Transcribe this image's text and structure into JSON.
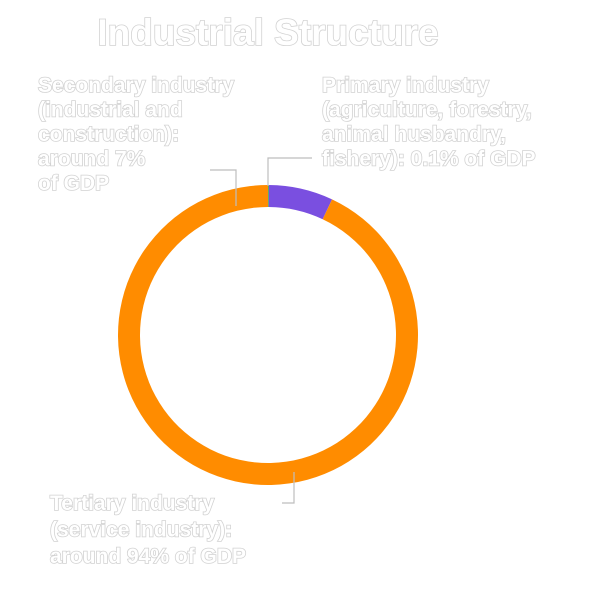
{
  "chart_data": {
    "type": "pie",
    "donut": true,
    "title": "Industrial Structure",
    "categories": [
      "Primary industry",
      "Secondary industry",
      "Tertiary industry"
    ],
    "values": [
      0.1,
      7,
      94
    ],
    "unit": "% of GDP",
    "labels": [
      [
        "Primary industry",
        "(agriculture, forestry,",
        "animal husbandry,",
        "fishery): 0.1% of GDP"
      ],
      [
        "Secondary industry",
        "(industrial and",
        "construction):",
        "around 7%",
        "of GDP"
      ],
      [
        "Tertiary industry",
        "(service industry):",
        "around 94% of GDP"
      ]
    ],
    "colors": [
      "#4caf50",
      "#7a4fe0",
      "#ff8c00"
    ],
    "legend": "none"
  }
}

_____

# What is required
Make an exact copy of the data, leaving its pictures out.

# Response for this exercise
Transcribe this image's text and structure into JSON.
{
  "chart_data": {
    "type": "pie",
    "donut": true,
    "title": "Industrial Structure",
    "categories": [
      "Primary industry",
      "Secondary industry",
      "Tertiary industry"
    ],
    "values": [
      0.1,
      7,
      94
    ],
    "unit": "% of GDP",
    "labels": [
      [
        "Primary industry",
        "(agriculture, forestry,",
        "animal husbandry,",
        "fishery): 0.1% of GDP"
      ],
      [
        "Secondary industry",
        "(industrial and",
        "construction):",
        "around 7%",
        "of GDP"
      ],
      [
        "Tertiary industry",
        "(service industry):",
        "around 94% of GDP"
      ]
    ],
    "colors": [
      "#4caf50",
      "#7a4fe0",
      "#ff8c00"
    ],
    "legend": "none"
  }
}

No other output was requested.